• Set problem
What lines of the data include the string "arrow"? Copy them all.
◆ ◆ ◆ ◆
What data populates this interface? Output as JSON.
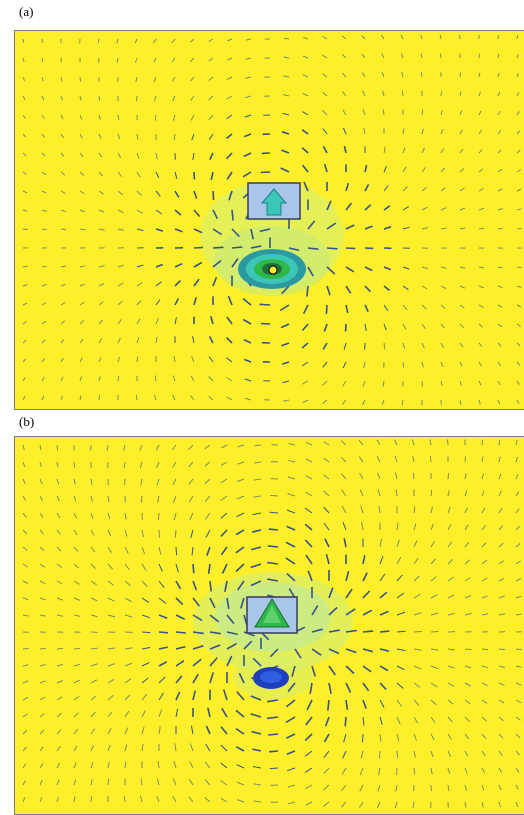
{
  "figure": {
    "panel_a": {
      "label": "(a)"
    },
    "panel_b": {
      "label": "(b)"
    }
  },
  "colors": {
    "background": "#fdf02a",
    "arrow": "#2d4a8a",
    "halo": "#d8ef6a",
    "cyan": "#3cc6b8",
    "green": "#2fb84a",
    "blue": "#1f3fbf",
    "box_fill": "#a9c6e8",
    "box_edge": "#3a3a5a"
  },
  "icons": [
    "vector-field-arrow-icon",
    "diamond-particle-icon",
    "circular-sediment-icon"
  ]
}
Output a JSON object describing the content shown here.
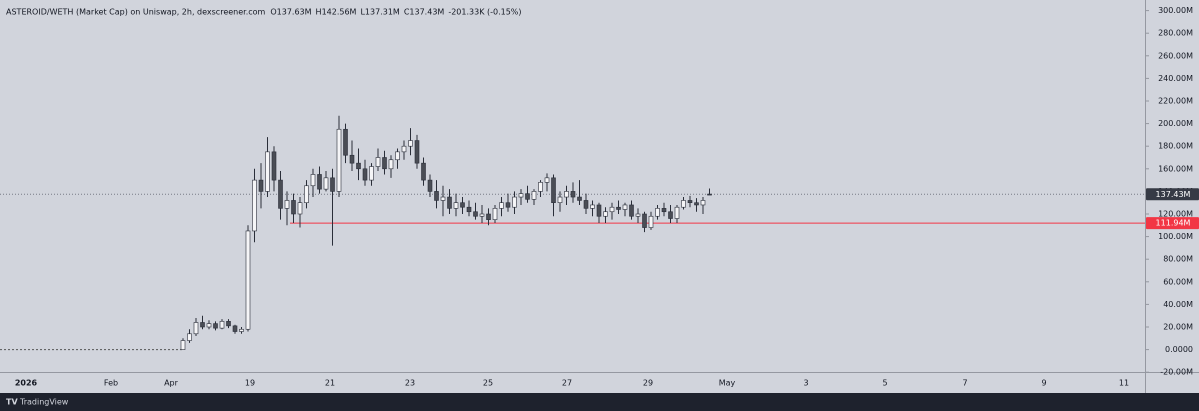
{
  "chart_data": {
    "type": "candlestick",
    "title": "ASTEROID/WETH (Market Cap) on Uniswap, 2h, dexscreener.com",
    "ohlc_header": [
      "O137.63M",
      "H142.56M",
      "L137.31M",
      "C137.43M",
      "-201.33K (-0.15%)"
    ],
    "x_labels": [
      "2026",
      "Feb",
      "Apr",
      "19",
      "21",
      "23",
      "25",
      "27",
      "29",
      "May",
      "3",
      "5",
      "7",
      "9",
      "11"
    ],
    "ylim": [
      -20,
      300
    ],
    "yticks": [
      {
        "value": 300,
        "label": "300.00M"
      },
      {
        "value": 280,
        "label": "280.00M"
      },
      {
        "value": 260,
        "label": "260.00M"
      },
      {
        "value": 240,
        "label": "240.00M"
      },
      {
        "value": 220,
        "label": "220.00M"
      },
      {
        "value": 200,
        "label": "200.00M"
      },
      {
        "value": 180,
        "label": "180.00M"
      },
      {
        "value": 160,
        "label": "160.00M"
      },
      {
        "value": 140,
        "label": "140.00M"
      },
      {
        "value": 120,
        "label": "120.00M"
      },
      {
        "value": 100,
        "label": "100.00M"
      },
      {
        "value": 80,
        "label": "80.00M"
      },
      {
        "value": 60,
        "label": "60.00M"
      },
      {
        "value": 40,
        "label": "40.00M"
      },
      {
        "value": 20,
        "label": "20.00M"
      },
      {
        "value": 0,
        "label": "0.0000"
      },
      {
        "value": -20,
        "label": "-20.00M"
      }
    ],
    "prelaunch_level": 0,
    "price_label": "137.43M",
    "level_line": {
      "value": 111.94,
      "label": "111.94M",
      "color": "#f23645"
    },
    "up_color": "#f5f5f7",
    "down_color": "#4a4d55",
    "candles": [
      [
        0,
        10,
        0,
        8
      ],
      [
        8,
        18,
        6,
        14
      ],
      [
        14,
        28,
        12,
        24
      ],
      [
        24,
        30,
        18,
        20
      ],
      [
        20,
        26,
        18,
        23
      ],
      [
        23,
        25,
        17,
        19
      ],
      [
        19,
        27,
        18,
        25
      ],
      [
        25,
        27,
        19,
        21
      ],
      [
        21,
        22,
        14,
        16
      ],
      [
        16,
        20,
        14,
        18
      ],
      [
        18,
        110,
        16,
        105
      ],
      [
        105,
        160,
        95,
        150
      ],
      [
        150,
        165,
        125,
        140
      ],
      [
        140,
        188,
        135,
        175
      ],
      [
        175,
        180,
        140,
        150
      ],
      [
        150,
        158,
        115,
        125
      ],
      [
        125,
        140,
        110,
        132
      ],
      [
        132,
        138,
        112,
        120
      ],
      [
        120,
        135,
        108,
        130
      ],
      [
        130,
        150,
        125,
        145
      ],
      [
        145,
        160,
        135,
        155
      ],
      [
        155,
        162,
        138,
        142
      ],
      [
        142,
        158,
        140,
        152
      ],
      [
        152,
        160,
        92,
        140
      ],
      [
        140,
        207,
        135,
        195
      ],
      [
        195,
        200,
        165,
        172
      ],
      [
        172,
        185,
        158,
        165
      ],
      [
        165,
        178,
        150,
        160
      ],
      [
        160,
        168,
        145,
        150
      ],
      [
        150,
        165,
        145,
        162
      ],
      [
        162,
        178,
        158,
        170
      ],
      [
        170,
        176,
        155,
        160
      ],
      [
        160,
        172,
        152,
        168
      ],
      [
        168,
        178,
        160,
        175
      ],
      [
        175,
        185,
        168,
        180
      ],
      [
        180,
        196,
        172,
        185
      ],
      [
        185,
        190,
        160,
        165
      ],
      [
        165,
        170,
        145,
        150
      ],
      [
        150,
        155,
        135,
        140
      ],
      [
        140,
        150,
        125,
        132
      ],
      [
        132,
        145,
        118,
        135
      ],
      [
        135,
        142,
        120,
        125
      ],
      [
        125,
        138,
        118,
        130
      ],
      [
        130,
        135,
        120,
        126
      ],
      [
        126,
        132,
        118,
        122
      ],
      [
        122,
        130,
        115,
        118
      ],
      [
        118,
        128,
        112,
        120
      ],
      [
        120,
        125,
        110,
        115
      ],
      [
        115,
        128,
        112,
        125
      ],
      [
        125,
        135,
        118,
        130
      ],
      [
        130,
        138,
        122,
        126
      ],
      [
        126,
        140,
        120,
        135
      ],
      [
        135,
        142,
        128,
        138
      ],
      [
        138,
        145,
        130,
        133
      ],
      [
        133,
        142,
        128,
        140
      ],
      [
        140,
        150,
        135,
        148
      ],
      [
        148,
        156,
        140,
        152
      ],
      [
        152,
        155,
        118,
        130
      ],
      [
        130,
        140,
        122,
        135
      ],
      [
        135,
        145,
        128,
        140
      ],
      [
        140,
        148,
        130,
        135
      ],
      [
        135,
        150,
        128,
        132
      ],
      [
        132,
        138,
        120,
        125
      ],
      [
        125,
        132,
        118,
        128
      ],
      [
        128,
        130,
        112,
        118
      ],
      [
        118,
        126,
        112,
        122
      ],
      [
        122,
        130,
        115,
        126
      ],
      [
        126,
        132,
        120,
        124
      ],
      [
        124,
        130,
        118,
        128
      ],
      [
        128,
        132,
        115,
        118
      ],
      [
        118,
        125,
        112,
        120
      ],
      [
        120,
        122,
        104,
        108
      ],
      [
        108,
        122,
        106,
        118
      ],
      [
        118,
        128,
        115,
        125
      ],
      [
        125,
        130,
        118,
        122
      ],
      [
        122,
        128,
        112,
        116
      ],
      [
        116,
        128,
        112,
        126
      ],
      [
        126,
        135,
        124,
        132
      ],
      [
        132,
        136,
        126,
        130
      ],
      [
        130,
        134,
        122,
        128
      ],
      [
        128,
        135,
        120,
        132
      ],
      [
        137.63,
        142.56,
        137.31,
        137.43
      ]
    ]
  }
}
◆ ◆ ◆ ◆
• Completed exercise
    "arrow": "#2d4a8a",
    "vector-field-arrow-icon",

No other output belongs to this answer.